JOB: Make an exact copy of the records, dropping all pictures.

>> BEGIN RECORDS FOR THE EXERCISE

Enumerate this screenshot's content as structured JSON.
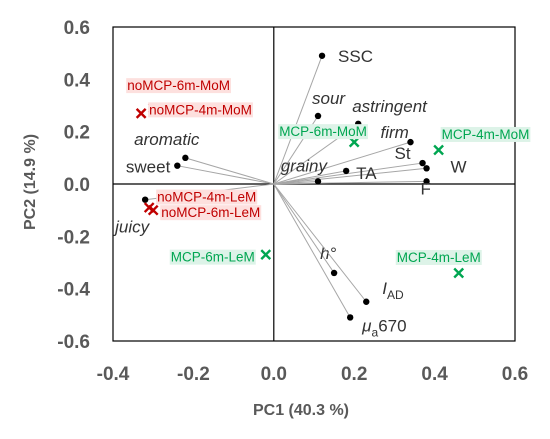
{
  "chart_data": {
    "type": "scatter",
    "subtype": "pca-biplot",
    "xlabel": "PC1 (40.3 %)",
    "ylabel": "PC2 (14.9 %)",
    "xlim": [
      -0.4,
      0.6
    ],
    "ylim": [
      -0.6,
      0.6
    ],
    "x_ticks": [
      -0.4,
      -0.2,
      0.0,
      0.2,
      0.4,
      0.6
    ],
    "y_ticks": [
      -0.6,
      -0.4,
      -0.2,
      0.0,
      0.2,
      0.4,
      0.6
    ],
    "x_tick_labels": [
      "-0.4",
      "-0.2",
      "0.0",
      "0.2",
      "0.4",
      "0.6"
    ],
    "y_tick_labels": [
      "-0.6",
      "-0.4",
      "-0.2",
      "0.0",
      "0.2",
      "0.4",
      "0.6"
    ],
    "grid": false,
    "colors": {
      "noMCP": "#c00000",
      "MCP": "#00a651",
      "noMCP_label_bg": "#fde0de",
      "MCP_label_bg": "#ddf3e8",
      "loading_line": "#a6a6a6",
      "loading_point": "#000000",
      "axis_text": "#595959"
    },
    "loadings": [
      {
        "label": "SSC",
        "x": 0.12,
        "y": 0.49
      },
      {
        "label": "sour",
        "x": 0.11,
        "y": 0.26
      },
      {
        "label": "astringent",
        "x": 0.21,
        "y": 0.23
      },
      {
        "label": "firm",
        "x": 0.34,
        "y": 0.16
      },
      {
        "label": "St",
        "x": 0.37,
        "y": 0.08
      },
      {
        "label": "W",
        "x": 0.38,
        "y": 0.06
      },
      {
        "label": "F",
        "x": 0.38,
        "y": 0.01
      },
      {
        "label": "TA",
        "x": 0.18,
        "y": 0.05
      },
      {
        "label": "grainy",
        "x": 0.11,
        "y": 0.01
      },
      {
        "label": "aromatic",
        "x": -0.22,
        "y": 0.1
      },
      {
        "label": "sweet",
        "x": -0.24,
        "y": 0.07
      },
      {
        "label": "juicy",
        "x": -0.32,
        "y": -0.06
      },
      {
        "label": "h°",
        "x": 0.15,
        "y": -0.34
      },
      {
        "label": "I_AD",
        "label_main": "I",
        "label_sub": "AD",
        "x": 0.23,
        "y": -0.45
      },
      {
        "label": "μa670",
        "label_main": "μ",
        "label_sub": "a",
        "label_rest": "670",
        "x": 0.19,
        "y": -0.51
      }
    ],
    "series": [
      {
        "name": "noMCP",
        "points": [
          {
            "label": "noMCP-6m-MoM",
            "x": -0.3,
            "y": 0.29
          },
          {
            "label": "noMCP-4m-MoM",
            "x": -0.33,
            "y": 0.27
          },
          {
            "label": "noMCP-4m-LeM",
            "x": -0.31,
            "y": -0.09
          },
          {
            "label": "noMCP-6m-LeM",
            "x": -0.3,
            "y": -0.1
          }
        ]
      },
      {
        "name": "MCP",
        "points": [
          {
            "label": "MCP-6m-MoM",
            "x": 0.2,
            "y": 0.16
          },
          {
            "label": "MCP-4m-MoM",
            "x": 0.41,
            "y": 0.13
          },
          {
            "label": "MCP-6m-LeM",
            "x": -0.02,
            "y": -0.27
          },
          {
            "label": "MCP-4m-LeM",
            "x": 0.46,
            "y": -0.34
          }
        ]
      }
    ]
  }
}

>> END RECORDS FOR THE EXERCISE

RESULT BELOW:
Enumerate this screenshot's content as structured JSON.
{
  "chart_data": {
    "type": "scatter",
    "subtype": "pca-biplot",
    "xlabel": "PC1 (40.3 %)",
    "ylabel": "PC2 (14.9 %)",
    "xlim": [
      -0.4,
      0.6
    ],
    "ylim": [
      -0.6,
      0.6
    ],
    "x_ticks": [
      -0.4,
      -0.2,
      0.0,
      0.2,
      0.4,
      0.6
    ],
    "y_ticks": [
      -0.6,
      -0.4,
      -0.2,
      0.0,
      0.2,
      0.4,
      0.6
    ],
    "x_tick_labels": [
      "-0.4",
      "-0.2",
      "0.0",
      "0.2",
      "0.4",
      "0.6"
    ],
    "y_tick_labels": [
      "-0.6",
      "-0.4",
      "-0.2",
      "0.0",
      "0.2",
      "0.4",
      "0.6"
    ],
    "grid": false,
    "colors": {
      "noMCP": "#c00000",
      "MCP": "#00a651",
      "noMCP_label_bg": "#fde0de",
      "MCP_label_bg": "#ddf3e8",
      "loading_line": "#a6a6a6",
      "loading_point": "#000000",
      "axis_text": "#595959"
    },
    "loadings": [
      {
        "label": "SSC",
        "x": 0.12,
        "y": 0.49
      },
      {
        "label": "sour",
        "x": 0.11,
        "y": 0.26
      },
      {
        "label": "astringent",
        "x": 0.21,
        "y": 0.23
      },
      {
        "label": "firm",
        "x": 0.34,
        "y": 0.16
      },
      {
        "label": "St",
        "x": 0.37,
        "y": 0.08
      },
      {
        "label": "W",
        "x": 0.38,
        "y": 0.06
      },
      {
        "label": "F",
        "x": 0.38,
        "y": 0.01
      },
      {
        "label": "TA",
        "x": 0.18,
        "y": 0.05
      },
      {
        "label": "grainy",
        "x": 0.11,
        "y": 0.01
      },
      {
        "label": "aromatic",
        "x": -0.22,
        "y": 0.1
      },
      {
        "label": "sweet",
        "x": -0.24,
        "y": 0.07
      },
      {
        "label": "juicy",
        "x": -0.32,
        "y": -0.06
      },
      {
        "label": "h°",
        "x": 0.15,
        "y": -0.34
      },
      {
        "label": "I_AD",
        "label_main": "I",
        "label_sub": "AD",
        "x": 0.23,
        "y": -0.45
      },
      {
        "label": "μa670",
        "label_main": "μ",
        "label_sub": "a",
        "label_rest": "670",
        "x": 0.19,
        "y": -0.51
      }
    ],
    "series": [
      {
        "name": "noMCP",
        "points": [
          {
            "label": "noMCP-6m-MoM",
            "x": -0.3,
            "y": 0.29
          },
          {
            "label": "noMCP-4m-MoM",
            "x": -0.33,
            "y": 0.27
          },
          {
            "label": "noMCP-4m-LeM",
            "x": -0.31,
            "y": -0.09
          },
          {
            "label": "noMCP-6m-LeM",
            "x": -0.3,
            "y": -0.1
          }
        ]
      },
      {
        "name": "MCP",
        "points": [
          {
            "label": "MCP-6m-MoM",
            "x": 0.2,
            "y": 0.16
          },
          {
            "label": "MCP-4m-MoM",
            "x": 0.41,
            "y": 0.13
          },
          {
            "label": "MCP-6m-LeM",
            "x": -0.02,
            "y": -0.27
          },
          {
            "label": "MCP-4m-LeM",
            "x": 0.46,
            "y": -0.34
          }
        ]
      }
    ]
  }
}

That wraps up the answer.